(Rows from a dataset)
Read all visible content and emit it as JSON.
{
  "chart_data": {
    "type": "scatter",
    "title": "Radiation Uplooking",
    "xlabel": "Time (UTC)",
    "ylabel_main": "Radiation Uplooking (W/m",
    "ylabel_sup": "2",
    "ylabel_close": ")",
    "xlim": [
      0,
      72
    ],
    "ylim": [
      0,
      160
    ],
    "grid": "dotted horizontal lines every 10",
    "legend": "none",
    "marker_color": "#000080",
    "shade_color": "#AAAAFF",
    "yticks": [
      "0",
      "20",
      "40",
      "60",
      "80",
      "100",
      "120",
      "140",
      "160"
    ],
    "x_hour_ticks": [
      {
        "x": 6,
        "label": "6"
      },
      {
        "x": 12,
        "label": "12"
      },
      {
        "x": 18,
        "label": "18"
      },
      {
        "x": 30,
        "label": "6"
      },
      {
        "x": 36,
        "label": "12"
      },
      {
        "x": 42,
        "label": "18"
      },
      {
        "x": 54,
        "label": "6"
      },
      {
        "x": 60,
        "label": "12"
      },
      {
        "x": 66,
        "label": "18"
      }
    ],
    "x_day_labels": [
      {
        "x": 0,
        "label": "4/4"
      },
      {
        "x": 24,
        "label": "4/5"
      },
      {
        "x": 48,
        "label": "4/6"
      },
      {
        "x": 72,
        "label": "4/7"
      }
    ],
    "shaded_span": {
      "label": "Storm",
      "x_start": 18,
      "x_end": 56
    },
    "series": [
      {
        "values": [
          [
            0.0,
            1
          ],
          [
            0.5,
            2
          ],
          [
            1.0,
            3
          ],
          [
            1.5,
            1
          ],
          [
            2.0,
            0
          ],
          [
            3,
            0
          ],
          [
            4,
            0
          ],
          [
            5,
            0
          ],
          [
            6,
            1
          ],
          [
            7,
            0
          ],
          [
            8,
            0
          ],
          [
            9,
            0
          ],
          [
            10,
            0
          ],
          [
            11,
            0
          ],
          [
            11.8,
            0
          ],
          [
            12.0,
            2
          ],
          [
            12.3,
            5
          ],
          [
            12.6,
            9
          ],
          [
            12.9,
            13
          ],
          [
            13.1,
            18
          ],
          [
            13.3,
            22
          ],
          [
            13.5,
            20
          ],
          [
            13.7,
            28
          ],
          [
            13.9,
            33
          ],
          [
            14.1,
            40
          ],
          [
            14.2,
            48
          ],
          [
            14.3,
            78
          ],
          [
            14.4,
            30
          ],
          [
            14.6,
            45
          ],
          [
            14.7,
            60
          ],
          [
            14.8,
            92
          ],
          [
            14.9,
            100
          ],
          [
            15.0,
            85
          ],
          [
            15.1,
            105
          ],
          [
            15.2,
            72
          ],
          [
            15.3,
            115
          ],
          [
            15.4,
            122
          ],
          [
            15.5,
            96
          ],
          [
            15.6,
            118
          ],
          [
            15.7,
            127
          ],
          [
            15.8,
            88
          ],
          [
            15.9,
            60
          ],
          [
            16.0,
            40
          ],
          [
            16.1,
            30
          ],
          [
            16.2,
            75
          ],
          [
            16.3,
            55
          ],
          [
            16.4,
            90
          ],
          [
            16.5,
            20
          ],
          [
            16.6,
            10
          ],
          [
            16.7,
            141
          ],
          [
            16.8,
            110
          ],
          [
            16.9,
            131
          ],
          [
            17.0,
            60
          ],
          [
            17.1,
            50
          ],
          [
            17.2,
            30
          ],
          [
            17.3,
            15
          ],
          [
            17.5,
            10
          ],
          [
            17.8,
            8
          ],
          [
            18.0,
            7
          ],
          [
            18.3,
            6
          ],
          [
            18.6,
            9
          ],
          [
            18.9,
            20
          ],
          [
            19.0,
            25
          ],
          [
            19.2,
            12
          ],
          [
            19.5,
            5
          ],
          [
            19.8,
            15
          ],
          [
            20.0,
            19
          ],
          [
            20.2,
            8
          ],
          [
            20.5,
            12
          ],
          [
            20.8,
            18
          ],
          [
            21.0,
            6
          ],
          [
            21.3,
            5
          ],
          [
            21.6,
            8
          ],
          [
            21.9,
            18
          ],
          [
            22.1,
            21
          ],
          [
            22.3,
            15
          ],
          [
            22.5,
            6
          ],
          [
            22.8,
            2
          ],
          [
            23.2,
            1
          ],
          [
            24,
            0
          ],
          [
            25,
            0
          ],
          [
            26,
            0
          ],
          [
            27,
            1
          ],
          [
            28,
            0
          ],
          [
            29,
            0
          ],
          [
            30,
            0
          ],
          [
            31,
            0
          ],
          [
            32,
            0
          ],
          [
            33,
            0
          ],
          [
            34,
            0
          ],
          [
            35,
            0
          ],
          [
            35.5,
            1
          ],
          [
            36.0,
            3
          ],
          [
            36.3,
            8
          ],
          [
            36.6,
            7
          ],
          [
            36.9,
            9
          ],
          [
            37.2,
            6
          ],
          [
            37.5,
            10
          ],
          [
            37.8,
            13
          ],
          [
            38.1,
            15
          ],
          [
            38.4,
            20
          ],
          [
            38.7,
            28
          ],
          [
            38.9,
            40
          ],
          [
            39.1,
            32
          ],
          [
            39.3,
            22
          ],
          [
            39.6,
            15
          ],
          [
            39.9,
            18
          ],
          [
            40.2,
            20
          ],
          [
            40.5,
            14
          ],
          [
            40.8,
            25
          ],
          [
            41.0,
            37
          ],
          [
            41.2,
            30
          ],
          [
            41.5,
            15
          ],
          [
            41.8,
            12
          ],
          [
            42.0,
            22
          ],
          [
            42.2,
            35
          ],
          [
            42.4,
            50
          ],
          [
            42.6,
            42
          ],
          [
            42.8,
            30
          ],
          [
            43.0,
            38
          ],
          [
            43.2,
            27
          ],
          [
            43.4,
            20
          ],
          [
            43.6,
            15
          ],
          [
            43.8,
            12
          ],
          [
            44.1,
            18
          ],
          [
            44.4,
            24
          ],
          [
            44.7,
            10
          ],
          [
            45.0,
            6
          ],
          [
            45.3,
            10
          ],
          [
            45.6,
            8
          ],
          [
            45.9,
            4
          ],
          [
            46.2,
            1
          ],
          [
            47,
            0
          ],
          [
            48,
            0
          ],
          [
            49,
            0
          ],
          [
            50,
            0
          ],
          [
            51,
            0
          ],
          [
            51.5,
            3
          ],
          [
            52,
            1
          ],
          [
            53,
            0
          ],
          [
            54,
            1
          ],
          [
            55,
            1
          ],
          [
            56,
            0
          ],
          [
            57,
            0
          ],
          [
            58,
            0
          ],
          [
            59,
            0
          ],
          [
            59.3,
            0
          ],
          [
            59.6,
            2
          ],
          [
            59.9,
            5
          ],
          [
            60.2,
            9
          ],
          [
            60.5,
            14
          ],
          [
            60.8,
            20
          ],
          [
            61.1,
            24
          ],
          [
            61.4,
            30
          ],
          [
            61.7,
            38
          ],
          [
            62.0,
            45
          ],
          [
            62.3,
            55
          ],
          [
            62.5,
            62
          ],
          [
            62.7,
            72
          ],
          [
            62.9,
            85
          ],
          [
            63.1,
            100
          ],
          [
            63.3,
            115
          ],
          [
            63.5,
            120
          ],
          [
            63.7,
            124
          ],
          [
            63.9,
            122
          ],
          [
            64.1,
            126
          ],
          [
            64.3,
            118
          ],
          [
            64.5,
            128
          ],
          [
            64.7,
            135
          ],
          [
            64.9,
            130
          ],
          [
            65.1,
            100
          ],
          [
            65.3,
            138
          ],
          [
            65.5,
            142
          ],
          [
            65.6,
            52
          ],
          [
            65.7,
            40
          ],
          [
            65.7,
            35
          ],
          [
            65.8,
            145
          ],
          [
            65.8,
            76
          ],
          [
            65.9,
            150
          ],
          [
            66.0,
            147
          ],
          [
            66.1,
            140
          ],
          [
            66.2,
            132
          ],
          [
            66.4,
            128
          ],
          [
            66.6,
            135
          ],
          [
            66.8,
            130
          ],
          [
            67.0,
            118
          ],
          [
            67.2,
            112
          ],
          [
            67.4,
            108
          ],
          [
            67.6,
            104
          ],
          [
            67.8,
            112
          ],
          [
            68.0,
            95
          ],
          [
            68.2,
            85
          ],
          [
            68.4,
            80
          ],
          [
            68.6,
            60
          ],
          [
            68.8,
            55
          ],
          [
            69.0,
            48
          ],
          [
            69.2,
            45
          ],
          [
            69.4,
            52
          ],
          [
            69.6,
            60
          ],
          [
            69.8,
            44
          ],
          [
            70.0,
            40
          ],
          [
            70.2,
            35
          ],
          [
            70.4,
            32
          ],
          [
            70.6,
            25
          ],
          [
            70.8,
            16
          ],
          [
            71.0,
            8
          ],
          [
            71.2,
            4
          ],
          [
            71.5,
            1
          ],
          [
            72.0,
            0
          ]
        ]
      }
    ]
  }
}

- [GOAL OF THE EXERCISE]: Copy out each line in the listing that has the word "Uplooking".

- [COMPLETE OUTPUT]:
    "title": "Radiation Uplooking",
    "ylabel_main": "Radiation Uplooking (W/m",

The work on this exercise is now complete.